● GIVEN DATA:
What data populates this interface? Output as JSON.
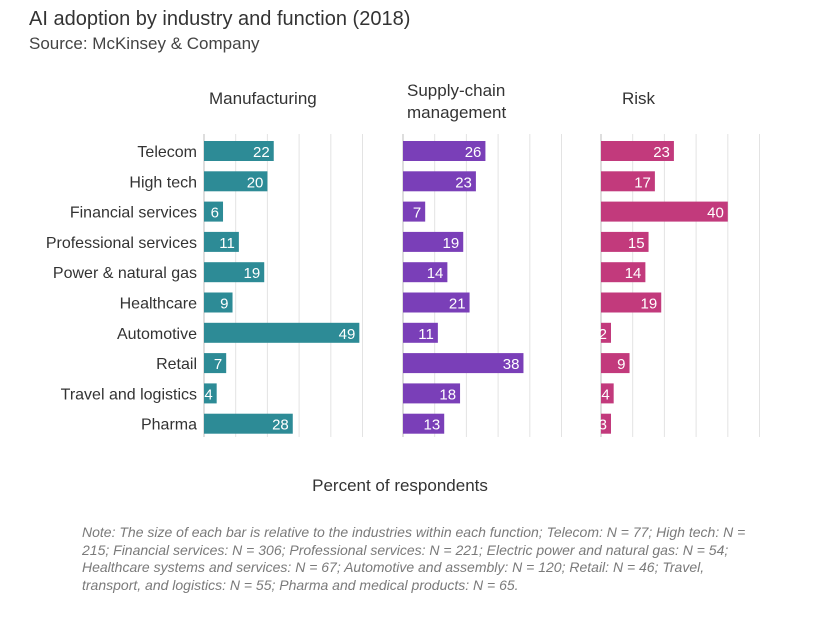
{
  "chart_data": {
    "type": "bar",
    "orientation": "horizontal",
    "title": "AI adoption by industry and function (2018)",
    "subtitle": "Source: McKinsey & Company",
    "xlabel": "Percent of respondents",
    "categories": [
      "Telecom",
      "High tech",
      "Financial services",
      "Professional services",
      "Power & natural gas",
      "Healthcare",
      "Automotive",
      "Retail",
      "Travel and logistics",
      "Pharma"
    ],
    "series": [
      {
        "name": "Manufacturing",
        "color": "#2d8b96",
        "values": [
          22,
          20,
          6,
          11,
          19,
          9,
          49,
          7,
          4,
          28
        ]
      },
      {
        "name": "Supply-chain management",
        "color": "#7a3fb8",
        "values": [
          26,
          23,
          7,
          19,
          14,
          21,
          11,
          38,
          18,
          13
        ]
      },
      {
        "name": "Risk",
        "color": "#c23a7c",
        "values": [
          23,
          17,
          40,
          15,
          14,
          19,
          2,
          9,
          4,
          3
        ]
      }
    ],
    "xlim": [
      0,
      50
    ],
    "grid": true,
    "data_labels": true
  },
  "note": "Note: The size of each bar is relative to the industries within each function; Telecom: N = 77; High tech: N = 215; Financial services: N = 306; Professional services: N = 221; Electric power and natural gas: N = 54; Healthcare systems and services: N = 67; Automotive and assembly: N = 120; Retail: N = 46; Travel, transport, and logistics: N = 55; Pharma and medical products: N = 65."
}
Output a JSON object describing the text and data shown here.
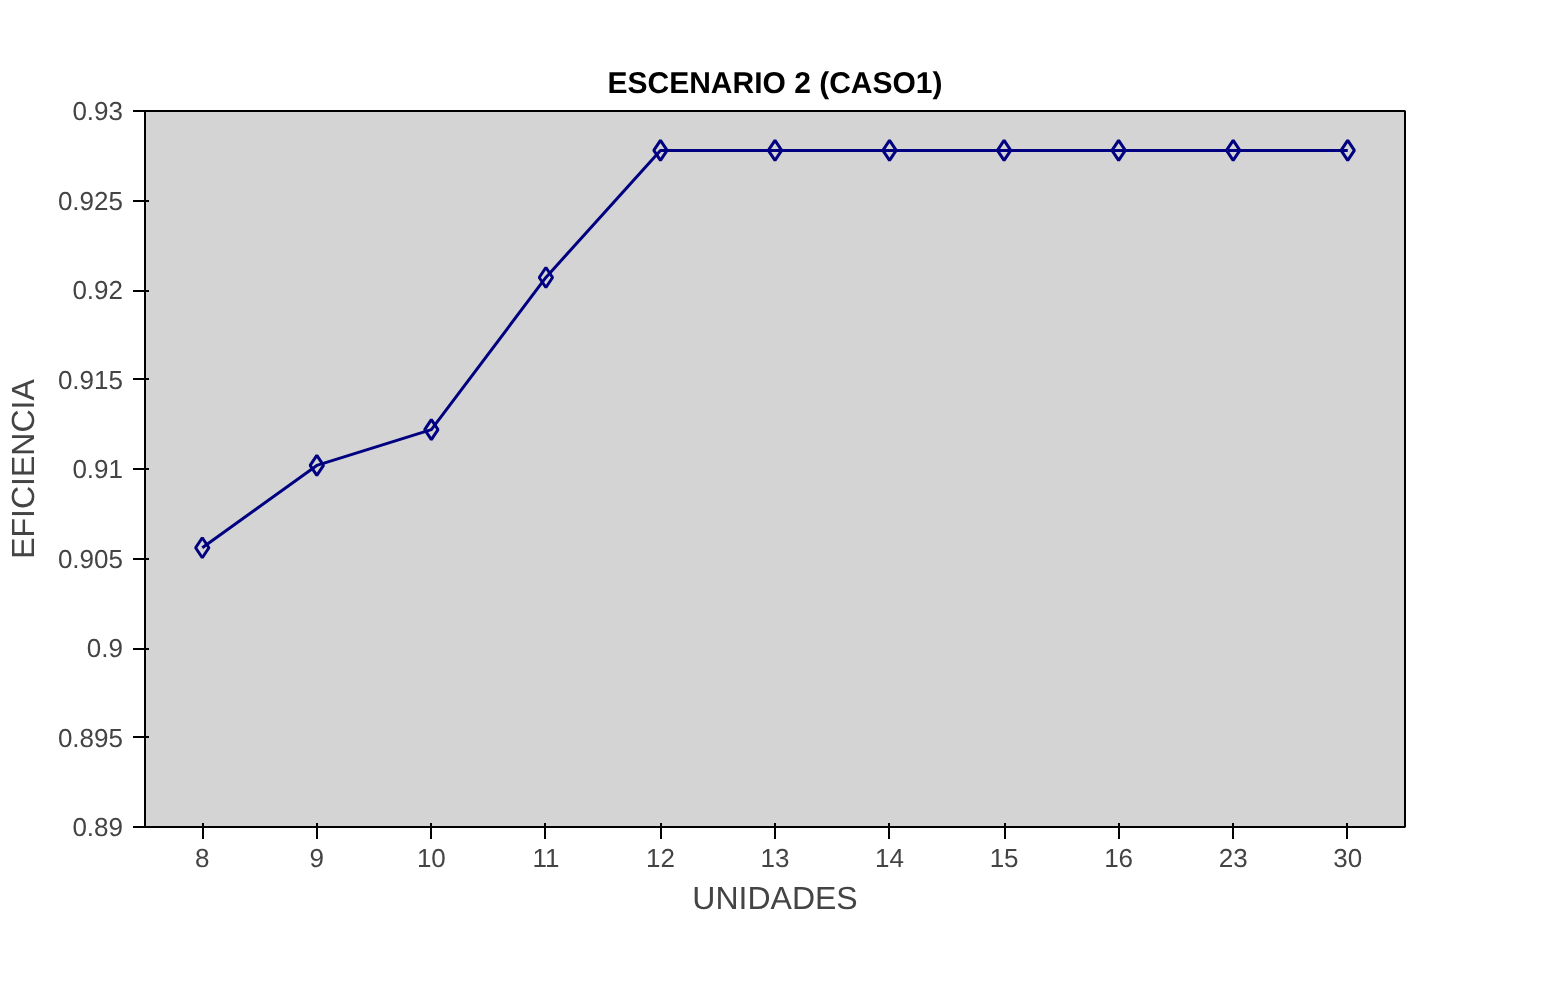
{
  "chart_data": {
    "type": "line",
    "title": "ESCENARIO 2 (CASO1)",
    "xlabel": "UNIDADES",
    "ylabel": "EFICIENCIA",
    "categories": [
      "8",
      "9",
      "10",
      "11",
      "12",
      "13",
      "14",
      "15",
      "16",
      "23",
      "30"
    ],
    "series": [
      {
        "color": "#000080",
        "values": [
          0.9056,
          0.9102,
          0.9122,
          0.9207,
          0.9278,
          0.9278,
          0.9278,
          0.9278,
          0.9278,
          0.9278,
          0.9278
        ]
      }
    ],
    "ylim": [
      0.89,
      0.93
    ],
    "yticks": [
      0.89,
      0.895,
      0.9,
      0.905,
      0.91,
      0.915,
      0.92,
      0.925,
      0.93
    ],
    "marker": "diamond",
    "line_style": "solid",
    "grid": false
  }
}
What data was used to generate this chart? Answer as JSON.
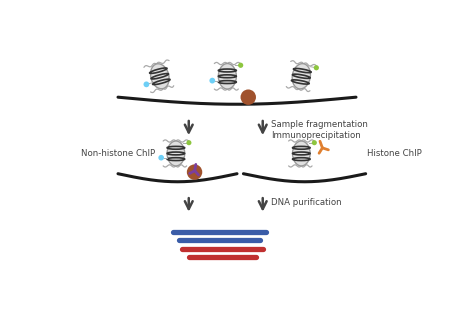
{
  "bg_color": "#ffffff",
  "dna_color": "#1a1a1a",
  "nucleosome_body_color": "#e0e0e0",
  "nucleosome_outline": "#999999",
  "nucleosome_stripe": "#333333",
  "tail_color": "#aaaaaa",
  "cyan_dot": "#6ecff6",
  "green_dot": "#8dc63f",
  "brown_dot": "#a0522d",
  "purple_ab": "#7b3f9e",
  "orange_ab": "#e08030",
  "dna_blue": "#3a5ca8",
  "dna_red": "#c03030",
  "arrow_color": "#444444",
  "text_color": "#444444",
  "label_fragmentation": "Sample fragmentation\nImmunoprecipitation",
  "label_dna_purification": "DNA purification",
  "label_nonhistone": "Non-histone ChIP",
  "label_histone": "Histone ChIP",
  "fig_width": 4.74,
  "fig_height": 3.23,
  "dpi": 100
}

● WHAT THE TASK REQUIRES:
Transcribe the records above exactly, omitting every picture they contain.

● EXERCISE ANSWER:
What data populates this interface? Output as JSON.
{
  "chart_data": {
    "type": "bar",
    "orientation": "horizontal",
    "title": "AI adoption by industry and function (2018)",
    "subtitle": "Source: McKinsey & Company",
    "xlabel": "Percent of respondents",
    "categories": [
      "Telecom",
      "High tech",
      "Financial services",
      "Professional services",
      "Power & natural gas",
      "Healthcare",
      "Automotive",
      "Retail",
      "Travel and logistics",
      "Pharma"
    ],
    "series": [
      {
        "name": "Manufacturing",
        "color": "#2d8b96",
        "values": [
          22,
          20,
          6,
          11,
          19,
          9,
          49,
          7,
          4,
          28
        ]
      },
      {
        "name": "Supply-chain management",
        "color": "#7a3fb8",
        "values": [
          26,
          23,
          7,
          19,
          14,
          21,
          11,
          38,
          18,
          13
        ]
      },
      {
        "name": "Risk",
        "color": "#c23a7c",
        "values": [
          23,
          17,
          40,
          15,
          14,
          19,
          2,
          9,
          4,
          3
        ]
      }
    ],
    "xlim": [
      0,
      50
    ],
    "grid": true,
    "data_labels": true
  },
  "note": "Note: The size of each bar is relative to the industries within each function; Telecom: N = 77; High tech: N = 215; Financial services: N = 306; Professional services: N = 221; Electric power and natural gas: N = 54; Healthcare systems and services: N = 67; Automotive and assembly: N = 120; Retail: N = 46; Travel, transport, and logistics: N = 55; Pharma and medical products: N = 65."
}
Output a JSON object describing the text and data shown here.
{
  "chart_data": {
    "type": "line",
    "title": "ESCENARIO 2 (CASO1)",
    "xlabel": "UNIDADES",
    "ylabel": "EFICIENCIA",
    "categories": [
      "8",
      "9",
      "10",
      "11",
      "12",
      "13",
      "14",
      "15",
      "16",
      "23",
      "30"
    ],
    "series": [
      {
        "color": "#000080",
        "values": [
          0.9056,
          0.9102,
          0.9122,
          0.9207,
          0.9278,
          0.9278,
          0.9278,
          0.9278,
          0.9278,
          0.9278,
          0.9278
        ]
      }
    ],
    "ylim": [
      0.89,
      0.93
    ],
    "yticks": [
      0.89,
      0.895,
      0.9,
      0.905,
      0.91,
      0.915,
      0.92,
      0.925,
      0.93
    ],
    "marker": "diamond",
    "line_style": "solid",
    "grid": false
  }
}
What data was used to generate this chart? Answer as JSON.
{
  "bg_color": "#ffffff",
  "dna_color": "#1a1a1a",
  "nucleosome_body_color": "#e0e0e0",
  "nucleosome_outline": "#999999",
  "nucleosome_stripe": "#333333",
  "tail_color": "#aaaaaa",
  "cyan_dot": "#6ecff6",
  "green_dot": "#8dc63f",
  "brown_dot": "#a0522d",
  "purple_ab": "#7b3f9e",
  "orange_ab": "#e08030",
  "dna_blue": "#3a5ca8",
  "dna_red": "#c03030",
  "arrow_color": "#444444",
  "text_color": "#444444",
  "label_fragmentation": "Sample fragmentation\nImmunoprecipitation",
  "label_dna_purification": "DNA purification",
  "label_nonhistone": "Non-histone ChIP",
  "label_histone": "Histone ChIP",
  "fig_width": 4.74,
  "fig_height": 3.23,
  "dpi": 100
}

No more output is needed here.